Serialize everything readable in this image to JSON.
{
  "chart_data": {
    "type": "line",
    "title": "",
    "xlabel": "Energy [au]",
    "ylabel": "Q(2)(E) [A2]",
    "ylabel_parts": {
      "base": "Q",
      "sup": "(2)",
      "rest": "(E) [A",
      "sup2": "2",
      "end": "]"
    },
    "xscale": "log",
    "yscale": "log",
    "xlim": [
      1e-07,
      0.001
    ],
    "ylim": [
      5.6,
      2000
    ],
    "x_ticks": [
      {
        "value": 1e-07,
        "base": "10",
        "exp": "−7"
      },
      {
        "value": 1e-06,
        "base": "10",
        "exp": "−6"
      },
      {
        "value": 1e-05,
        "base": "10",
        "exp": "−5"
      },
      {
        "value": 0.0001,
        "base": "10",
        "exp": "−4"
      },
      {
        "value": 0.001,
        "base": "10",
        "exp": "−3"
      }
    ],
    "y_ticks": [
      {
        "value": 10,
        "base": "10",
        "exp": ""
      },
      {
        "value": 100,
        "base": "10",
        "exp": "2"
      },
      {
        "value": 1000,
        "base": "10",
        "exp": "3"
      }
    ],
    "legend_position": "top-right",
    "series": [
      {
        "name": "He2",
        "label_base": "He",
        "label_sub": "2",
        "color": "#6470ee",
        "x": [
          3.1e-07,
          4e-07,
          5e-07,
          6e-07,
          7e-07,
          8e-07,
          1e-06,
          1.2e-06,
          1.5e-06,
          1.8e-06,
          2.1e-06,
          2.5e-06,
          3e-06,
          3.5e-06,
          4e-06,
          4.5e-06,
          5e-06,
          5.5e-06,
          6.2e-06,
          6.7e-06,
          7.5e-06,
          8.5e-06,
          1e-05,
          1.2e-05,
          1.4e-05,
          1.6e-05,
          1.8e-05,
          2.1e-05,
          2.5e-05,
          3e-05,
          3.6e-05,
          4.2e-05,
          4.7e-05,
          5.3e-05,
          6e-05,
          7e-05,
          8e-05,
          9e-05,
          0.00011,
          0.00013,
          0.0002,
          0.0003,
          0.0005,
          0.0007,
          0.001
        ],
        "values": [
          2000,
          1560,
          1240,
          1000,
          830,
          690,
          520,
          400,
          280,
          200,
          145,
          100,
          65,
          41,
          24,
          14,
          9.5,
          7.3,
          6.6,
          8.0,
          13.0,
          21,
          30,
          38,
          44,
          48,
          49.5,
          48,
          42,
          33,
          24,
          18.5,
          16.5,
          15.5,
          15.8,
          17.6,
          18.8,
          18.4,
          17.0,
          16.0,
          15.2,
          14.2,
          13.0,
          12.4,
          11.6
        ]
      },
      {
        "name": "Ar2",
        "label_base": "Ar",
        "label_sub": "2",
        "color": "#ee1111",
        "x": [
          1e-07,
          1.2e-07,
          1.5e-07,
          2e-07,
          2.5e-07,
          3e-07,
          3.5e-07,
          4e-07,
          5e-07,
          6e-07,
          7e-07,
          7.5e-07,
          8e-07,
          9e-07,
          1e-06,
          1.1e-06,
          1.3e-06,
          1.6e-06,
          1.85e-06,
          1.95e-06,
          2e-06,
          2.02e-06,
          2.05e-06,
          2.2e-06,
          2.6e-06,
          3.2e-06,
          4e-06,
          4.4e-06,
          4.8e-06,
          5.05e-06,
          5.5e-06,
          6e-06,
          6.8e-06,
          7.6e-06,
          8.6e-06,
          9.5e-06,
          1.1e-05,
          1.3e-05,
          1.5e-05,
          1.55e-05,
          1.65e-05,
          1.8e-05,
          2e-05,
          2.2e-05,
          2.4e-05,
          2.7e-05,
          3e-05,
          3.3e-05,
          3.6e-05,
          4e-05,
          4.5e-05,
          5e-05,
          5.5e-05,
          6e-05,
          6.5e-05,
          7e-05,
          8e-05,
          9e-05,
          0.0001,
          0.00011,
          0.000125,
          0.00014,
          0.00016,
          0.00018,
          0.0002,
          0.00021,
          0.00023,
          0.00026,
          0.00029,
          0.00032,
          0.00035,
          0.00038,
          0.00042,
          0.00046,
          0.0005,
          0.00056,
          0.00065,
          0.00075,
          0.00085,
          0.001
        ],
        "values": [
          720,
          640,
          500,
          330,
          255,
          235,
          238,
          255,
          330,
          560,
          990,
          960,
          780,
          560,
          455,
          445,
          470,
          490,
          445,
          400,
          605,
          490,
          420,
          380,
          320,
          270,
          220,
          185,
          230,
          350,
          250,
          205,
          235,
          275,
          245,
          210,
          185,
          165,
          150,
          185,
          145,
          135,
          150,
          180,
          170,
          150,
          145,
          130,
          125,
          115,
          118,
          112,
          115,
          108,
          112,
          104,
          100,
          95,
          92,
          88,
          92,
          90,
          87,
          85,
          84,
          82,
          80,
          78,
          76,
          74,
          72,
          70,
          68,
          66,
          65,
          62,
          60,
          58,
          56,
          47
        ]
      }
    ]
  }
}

::::::::

TASK STATEMENT: Faithfully transcribe the whole of the data.

WRITTEN RESPONSE:
Serialize everything readable in this image to JSON.
{
  "chart_data": {
    "type": "line",
    "title": "",
    "xlabel": "Energy [au]",
    "ylabel": "Q(2)(E) [A2]",
    "ylabel_parts": {
      "base": "Q",
      "sup": "(2)",
      "rest": "(E) [A",
      "sup2": "2",
      "end": "]"
    },
    "xscale": "log",
    "yscale": "log",
    "xlim": [
      1e-07,
      0.001
    ],
    "ylim": [
      5.6,
      2000
    ],
    "x_ticks": [
      {
        "value": 1e-07,
        "base": "10",
        "exp": "−7"
      },
      {
        "value": 1e-06,
        "base": "10",
        "exp": "−6"
      },
      {
        "value": 1e-05,
        "base": "10",
        "exp": "−5"
      },
      {
        "value": 0.0001,
        "base": "10",
        "exp": "−4"
      },
      {
        "value": 0.001,
        "base": "10",
        "exp": "−3"
      }
    ],
    "y_ticks": [
      {
        "value": 10,
        "base": "10",
        "exp": ""
      },
      {
        "value": 100,
        "base": "10",
        "exp": "2"
      },
      {
        "value": 1000,
        "base": "10",
        "exp": "3"
      }
    ],
    "legend_position": "top-right",
    "series": [
      {
        "name": "He2",
        "label_base": "He",
        "label_sub": "2",
        "color": "#6470ee",
        "x": [
          3.1e-07,
          4e-07,
          5e-07,
          6e-07,
          7e-07,
          8e-07,
          1e-06,
          1.2e-06,
          1.5e-06,
          1.8e-06,
          2.1e-06,
          2.5e-06,
          3e-06,
          3.5e-06,
          4e-06,
          4.5e-06,
          5e-06,
          5.5e-06,
          6.2e-06,
          6.7e-06,
          7.5e-06,
          8.5e-06,
          1e-05,
          1.2e-05,
          1.4e-05,
          1.6e-05,
          1.8e-05,
          2.1e-05,
          2.5e-05,
          3e-05,
          3.6e-05,
          4.2e-05,
          4.7e-05,
          5.3e-05,
          6e-05,
          7e-05,
          8e-05,
          9e-05,
          0.00011,
          0.00013,
          0.0002,
          0.0003,
          0.0005,
          0.0007,
          0.001
        ],
        "values": [
          2000,
          1560,
          1240,
          1000,
          830,
          690,
          520,
          400,
          280,
          200,
          145,
          100,
          65,
          41,
          24,
          14,
          9.5,
          7.3,
          6.6,
          8.0,
          13.0,
          21,
          30,
          38,
          44,
          48,
          49.5,
          48,
          42,
          33,
          24,
          18.5,
          16.5,
          15.5,
          15.8,
          17.6,
          18.8,
          18.4,
          17.0,
          16.0,
          15.2,
          14.2,
          13.0,
          12.4,
          11.6
        ]
      },
      {
        "name": "Ar2",
        "label_base": "Ar",
        "label_sub": "2",
        "color": "#ee1111",
        "x": [
          1e-07,
          1.2e-07,
          1.5e-07,
          2e-07,
          2.5e-07,
          3e-07,
          3.5e-07,
          4e-07,
          5e-07,
          6e-07,
          7e-07,
          7.5e-07,
          8e-07,
          9e-07,
          1e-06,
          1.1e-06,
          1.3e-06,
          1.6e-06,
          1.85e-06,
          1.95e-06,
          2e-06,
          2.02e-06,
          2.05e-06,
          2.2e-06,
          2.6e-06,
          3.2e-06,
          4e-06,
          4.4e-06,
          4.8e-06,
          5.05e-06,
          5.5e-06,
          6e-06,
          6.8e-06,
          7.6e-06,
          8.6e-06,
          9.5e-06,
          1.1e-05,
          1.3e-05,
          1.5e-05,
          1.55e-05,
          1.65e-05,
          1.8e-05,
          2e-05,
          2.2e-05,
          2.4e-05,
          2.7e-05,
          3e-05,
          3.3e-05,
          3.6e-05,
          4e-05,
          4.5e-05,
          5e-05,
          5.5e-05,
          6e-05,
          6.5e-05,
          7e-05,
          8e-05,
          9e-05,
          0.0001,
          0.00011,
          0.000125,
          0.00014,
          0.00016,
          0.00018,
          0.0002,
          0.00021,
          0.00023,
          0.00026,
          0.00029,
          0.00032,
          0.00035,
          0.00038,
          0.00042,
          0.00046,
          0.0005,
          0.00056,
          0.00065,
          0.00075,
          0.00085,
          0.001
        ],
        "values": [
          720,
          640,
          500,
          330,
          255,
          235,
          238,
          255,
          330,
          560,
          990,
          960,
          780,
          560,
          455,
          445,
          470,
          490,
          445,
          400,
          605,
          490,
          420,
          380,
          320,
          270,
          220,
          185,
          230,
          350,
          250,
          205,
          235,
          275,
          245,
          210,
          185,
          165,
          150,
          185,
          145,
          135,
          150,
          180,
          170,
          150,
          145,
          130,
          125,
          115,
          118,
          112,
          115,
          108,
          112,
          104,
          100,
          95,
          92,
          88,
          92,
          90,
          87,
          85,
          84,
          82,
          80,
          78,
          76,
          74,
          72,
          70,
          68,
          66,
          65,
          62,
          60,
          58,
          56,
          47
        ]
      }
    ]
  }
}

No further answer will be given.